▸ Dataset rows
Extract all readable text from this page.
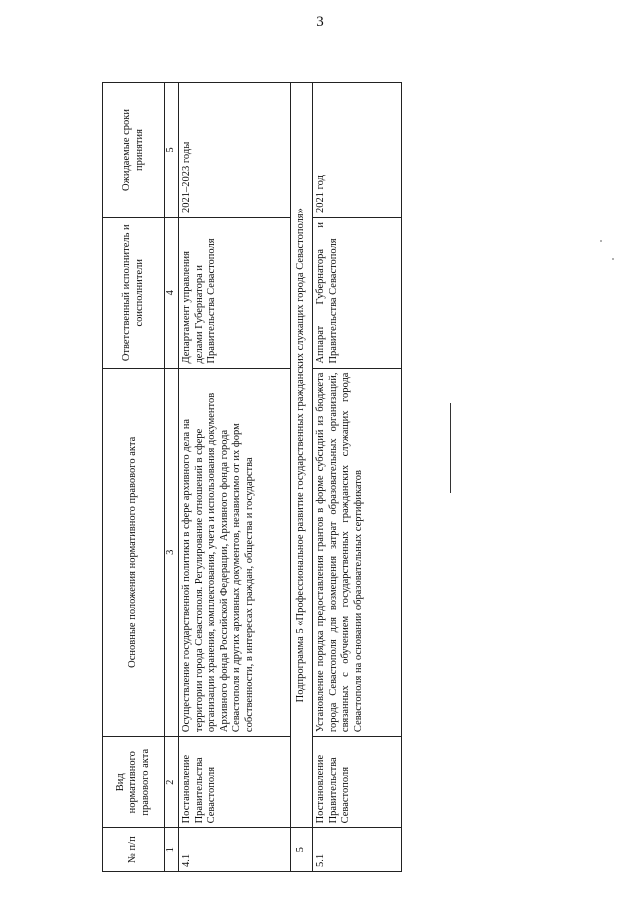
3
№ п/п	Вид нормативного правового акта	Основные положения нормативного правового акта	Ответственный исполнитель и соисполнители	Ожидаемые сроки принятия
1	2	3	4	5
4.1	Постановление Правительства Севастополя	Осуществление государственной политики в сфере архивного дела на территории города Севастополя. Регулирование отношений в сфере организации хранения, комплектования, учета и использования документов Архивного фонда Российской Федерации, Архивного фонда города Севастополя и других архивных документов, независимо от их форм собственности, в интересах граждан, общества и государства	Департамент управления делами Губернатора и Правительства Севастополя	2021–2023 годы
5	Подпрограмма 5 «Профессиональное развитие государственных гражданских служащих города Севастополя»			
5.1	Постановление Правительства Севастополя	Установление порядка предоставления грантов в форме субсидий из бюджета города Севастополя для возмещения затрат образовательных организаций, связанных с обучением государственных гражданских служащих города Севастополя на основании образовательных сертификатов	Аппарат Губернатора и Правительства Севастополя	2021 год
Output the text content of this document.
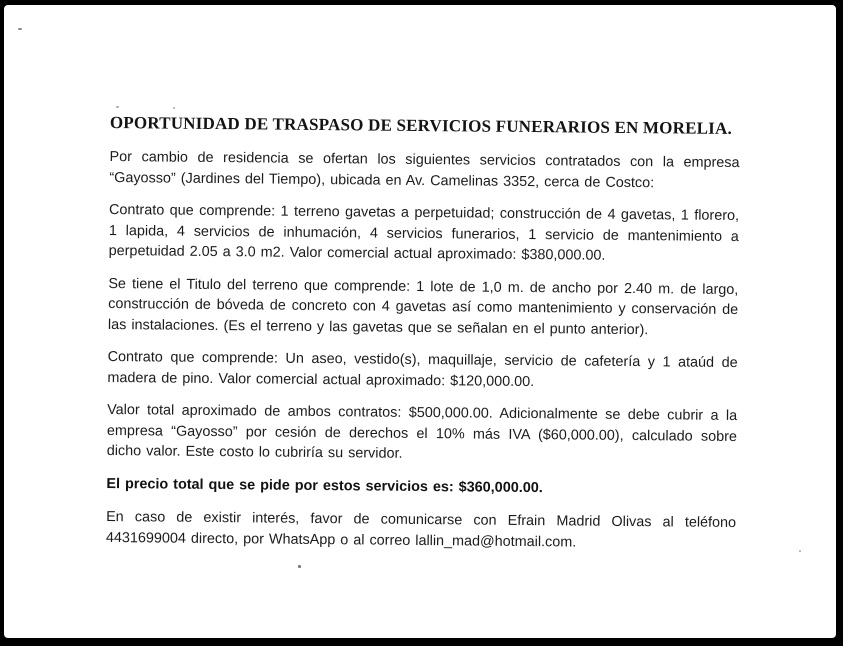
OPORTUNIDAD DE TRASPASO DE SERVICIOS FUNERARIOS EN MORELIA.

Por cambio de residencia se ofertan los siguientes servicios contratados con la empresa “Gayosso” (Jardines del Tiempo), ubicada en Av. Camelinas 3352, cerca de Costco:

Contrato que comprende: 1 terreno gavetas a perpetuidad; construcción de 4 gavetas, 1 florero, 1 lapida, 4 servicios de inhumación, 4 servicios funerarios, 1 servicio de mantenimiento a perpetuidad 2.05 a 3.0 m2. Valor comercial actual aproximado: $380,000.00.

Se tiene el Titulo del terreno que comprende: 1 lote de 1,0 m. de ancho por 2.40 m. de largo, construcción de bóveda de concreto con 4 gavetas así como mantenimiento y conservación de las instalaciones. (Es el terreno y las gavetas que se señalan en el punto anterior).

Contrato que comprende: Un aseo, vestido(s), maquillaje, servicio de cafetería y 1 ataúd de madera de pino. Valor comercial actual aproximado: $120,000.00.

Valor total aproximado de ambos contratos: $500,000.00. Adicionalmente se debe cubrir a la empresa “Gayosso” por cesión de derechos el 10% más IVA ($60,000.00), calculado sobre dicho valor. Este costo lo cubriría su servidor.

El precio total que se pide por estos servicios es: $360,000.00.

En caso de existir interés, favor de comunicarse con Efrain Madrid Olivas al teléfono 4431699004 directo, por WhatsApp o al correo lallin_mad@hotmail.com.
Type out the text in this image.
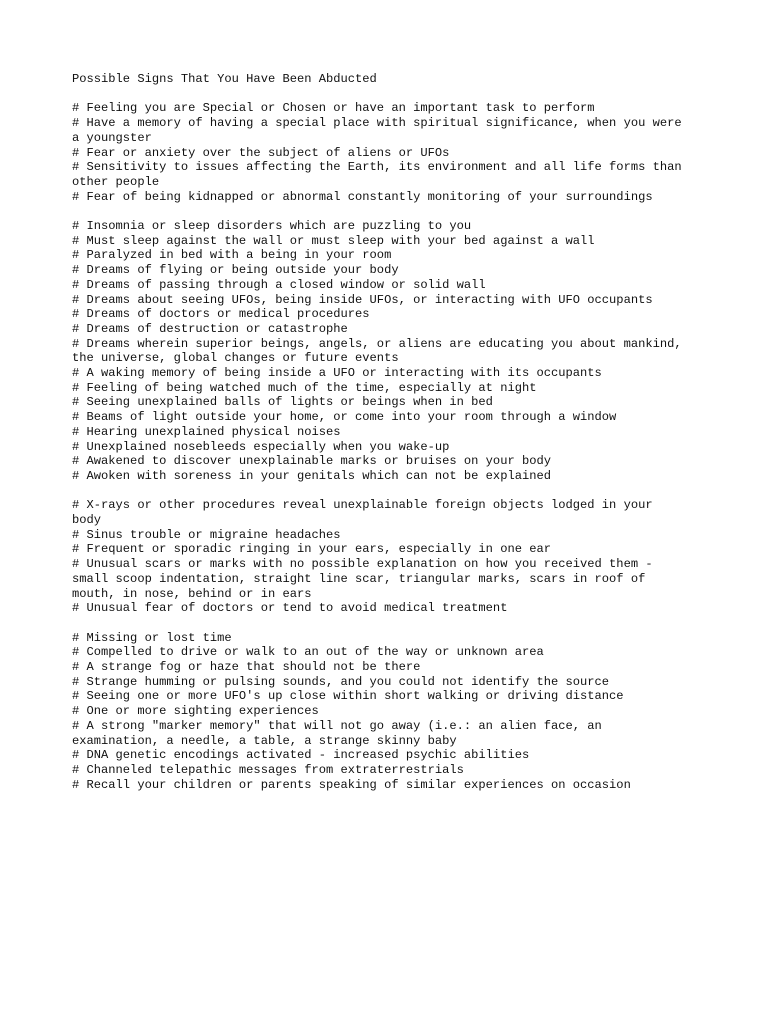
Possible Signs That You Have Been Abducted
# Feeling you are Special or Chosen or have an important task to perform
# Have a memory of having a special place with spiritual significance, when you were a youngster
# Fear or anxiety over the subject of aliens or UFOs
# Sensitivity to issues affecting the Earth, its environment and all life forms than other people
# Fear of being kidnapped or abnormal constantly monitoring of your surroundings
# Insomnia or sleep disorders which are puzzling to you
# Must sleep against the wall or must sleep with your bed against a wall
# Paralyzed in bed with a being in your room
# Dreams of flying or being outside your body
# Dreams of passing through a closed window or solid wall
# Dreams about seeing UFOs, being inside UFOs, or interacting with UFO occupants
# Dreams of doctors or medical procedures
# Dreams of destruction or catastrophe
# Dreams wherein superior beings, angels, or aliens are educating you about mankind, the universe, global changes or future events
# A waking memory of being inside a UFO or interacting with its occupants
# Feeling of being watched much of the time, especially at night
# Seeing unexplained balls of lights or beings when in bed
# Beams of light outside your home, or come into your room through a window
# Hearing unexplained physical noises
# Unexplained nosebleeds especially when you wake-up
# Awakened to discover unexplainable marks or bruises on your body
# Awoken with soreness in your genitals which can not be explained
# X-rays or other procedures reveal unexplainable foreign objects lodged in your body
# Sinus trouble or migraine headaches
# Frequent or sporadic ringing in your ears, especially in one ear
# Unusual scars or marks with no possible explanation on how you received them - small scoop indentation, straight line scar, triangular marks, scars in roof of mouth, in nose, behind or in ears
# Unusual fear of doctors or tend to avoid medical treatment
# Missing or lost time
# Compelled to drive or walk to an out of the way or unknown area
# A strange fog or haze that should not be there
# Strange humming or pulsing sounds, and you could not identify the source
# Seeing one or more UFO's up close within short walking or driving distance
# One or more sighting experiences
# A strong "marker memory" that will not go away (i.e.: an alien face, an examination, a needle, a table, a strange skinny baby
# DNA genetic encodings activated - increased psychic abilities
# Channeled telepathic messages from extraterrestrials
# Recall your children or parents speaking of similar experiences on occasion
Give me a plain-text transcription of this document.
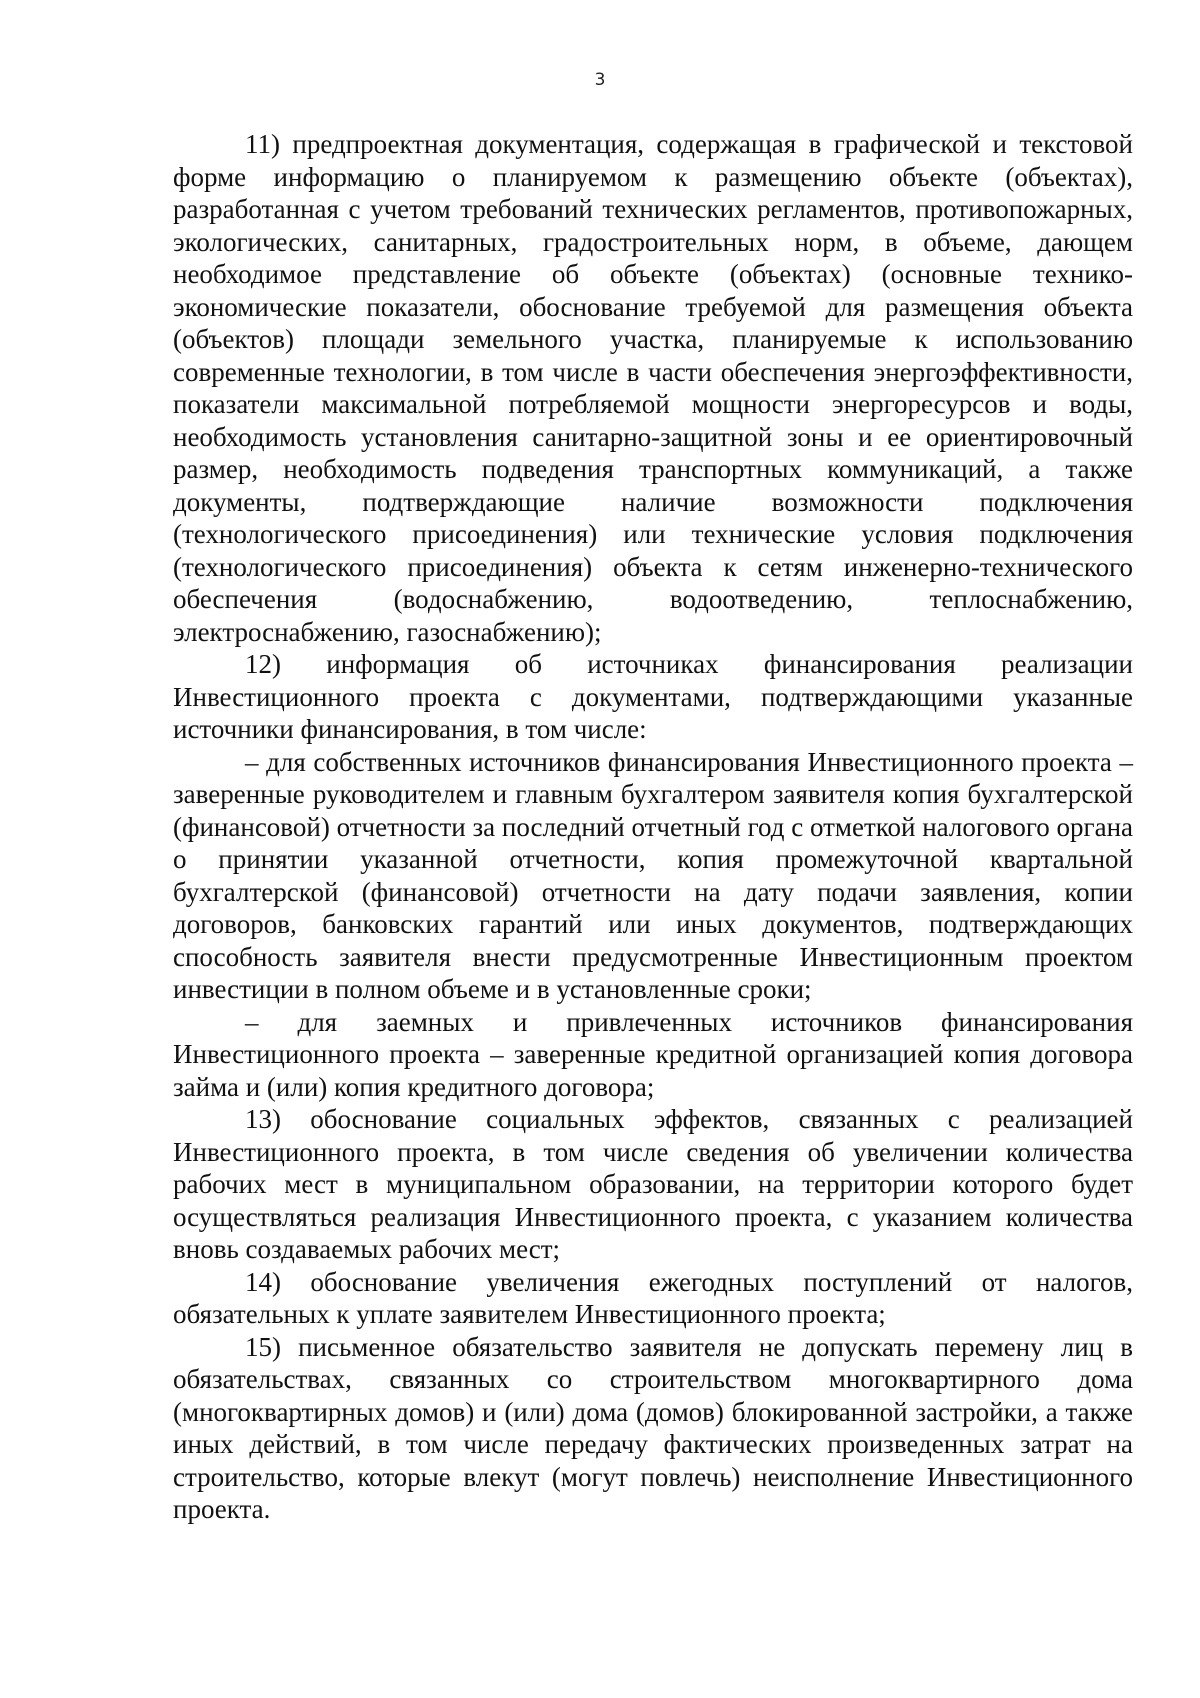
3

11) предпроектная документация, содержащая в графической и текстовой форме информацию о планируемом к размещению объекте (объектах), разработанная с учетом требований технических регламентов, противопожарных, экологических, санитарных, градостроительных норм, в объеме, дающем необходимое представление об объекте (объектах) (основные технико-экономические показатели, обоснование требуемой для размещения объекта (объектов) площади земельного участка, планируемые к использованию современные технологии, в том числе в части обеспечения энергоэффективности, показатели максимальной потребляемой мощности энергоресурсов и воды, необходимость установления санитарно-защитной зоны и ее ориентировочный размер, необходимость подведения транспортных коммуникаций, а также документы, подтверждающие наличие возможности подключения (технологического присоединения) или технические условия подключения (технологического присоединения) объекта к сетям инженерно-технического обеспечения (водоснабжению, водоотведению, теплоснабжению, электроснабжению, газоснабжению);

12) информация об источниках финансирования реализации Инвестиционного проекта с документами, подтверждающими указанные источники финансирования, в том числе:

– для собственных источников финансирования Инвестиционного проекта – заверенные руководителем и главным бухгалтером заявителя копия бухгалтерской (финансовой) отчетности за последний отчетный год с отметкой налогового органа о принятии указанной отчетности, копия промежуточной квартальной бухгалтерской (финансовой) отчетности на дату подачи заявления, копии договоров, банковских гарантий или иных документов, подтверждающих способность заявителя внести предусмотренные Инвестиционным проектом инвестиции в полном объеме и в установленные сроки;

– для заемных и привлеченных источников финансирования Инвестиционного проекта – заверенные кредитной организацией копия договора займа и (или) копия кредитного договора;

13) обоснование социальных эффектов, связанных с реализацией Инвестиционного проекта, в том числе сведения об увеличении количества рабочих мест в муниципальном образовании, на территории которого будет осуществляться реализация Инвестиционного проекта, с указанием количества вновь создаваемых рабочих мест;

14) обоснование увеличения ежегодных поступлений от налогов, обязательных к уплате заявителем Инвестиционного проекта;

15) письменное обязательство заявителя не допускать перемену лиц в обязательствах, связанных со строительством многоквартирного дома (многоквартирных домов) и (или) дома (домов) блокированной застройки, а также иных действий, в том числе передачу фактических произведенных затрат на строительство, которые влекут (могут повлечь) неисполнение Инвестиционного проекта.
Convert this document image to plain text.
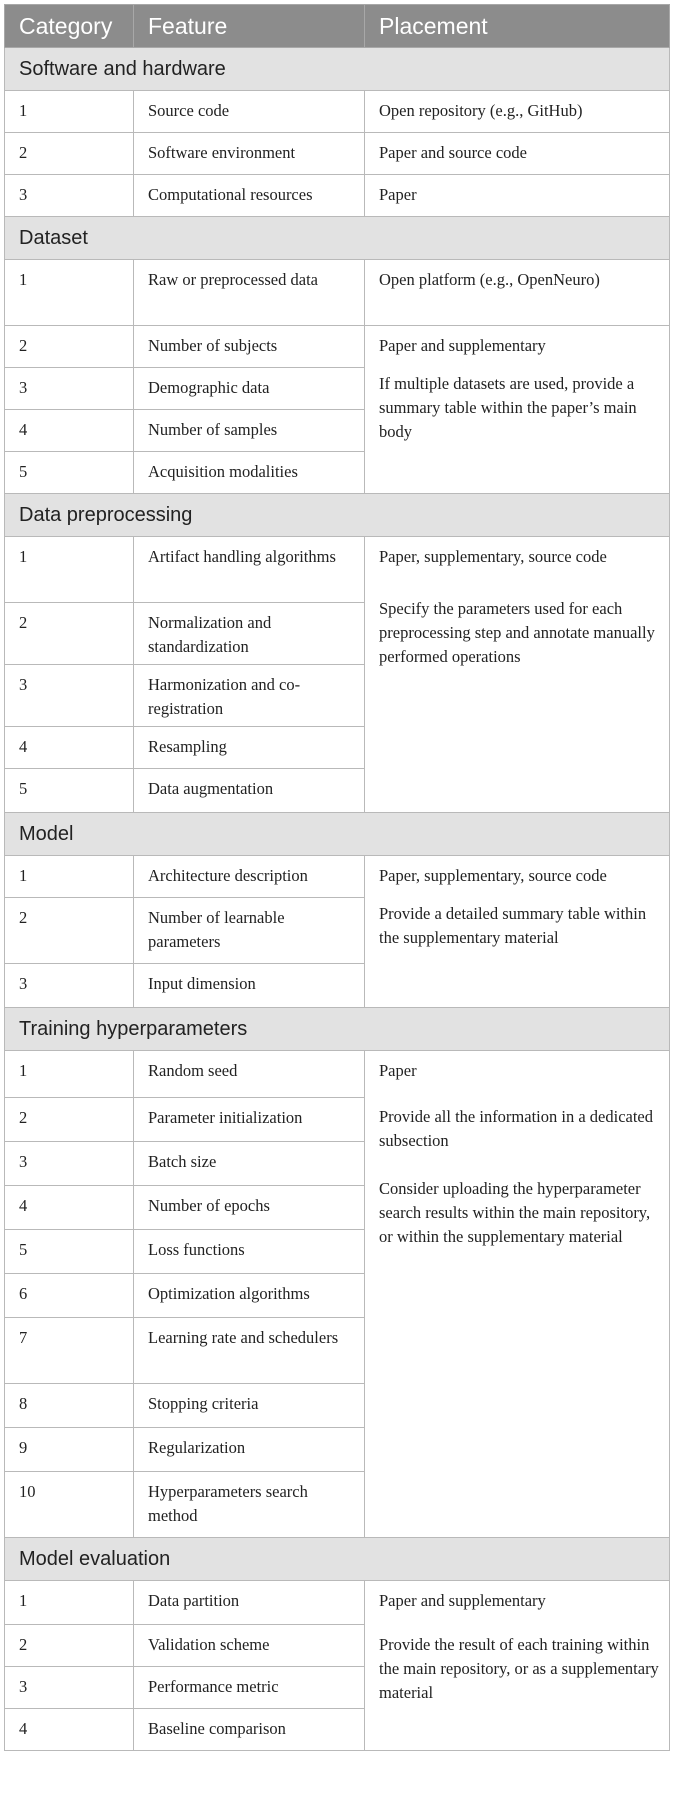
Category	Feature	Placement
Software and hardware		
1	Source code	Open repository (e.g., GitHub)
2	Software environment	Paper and source code
3	Computational resources	Paper
Dataset		
1	Raw or preprocessed data	Open platform (e.g., OpenNeuro)
2	Number of subjects	Paper and supplementary
If multiple datasets are used, provide a summary table within the paper’s main body

3	Demographic data	
4	Number of samples	
5	Acquisition modalities	
Data preprocessing		
1	Artifact handling algorithms	Paper, supplementary, source code
Specify the parameters used for each preprocessing step and annotate manually performed operations

2	Normalization and standardization	
3	Harmonization and co-registration	
4	Resampling	
5	Data augmentation	
Model		
1	Architecture description	Paper, supplementary, source code
Provide a detailed summary table within the supplementary material

2	Number of learnable parameters	
3	Input dimension	
Training hyperparameters		
1	Random seed	Paper
Provide all the information in a dedicated subsection
Consider uploading the hyperparameter search results within the main repository, or within the supplementary material

2	Parameter initialization	
3	Batch size	
4	Number of epochs	
5	Loss functions	
6	Optimization algorithms	
7	Learning rate and schedulers	
8	Stopping criteria	
9	Regularization	
10	Hyperparameters search method	
Model evaluation		
1	Data partition	Paper and supplementary
Provide the result of each training within the main repository, or as a supplementary material

2	Validation scheme	
3	Performance metric	
4	Baseline comparison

▸ What is required
List each line holding the string "about".

▸ Final result
# Dreams about seeing UFOs, being inside UFOs, or interacting with UFO occupants
# Dreams wherein superior beings, angels, or aliens are educating you about mankind, the universe, global changes or future events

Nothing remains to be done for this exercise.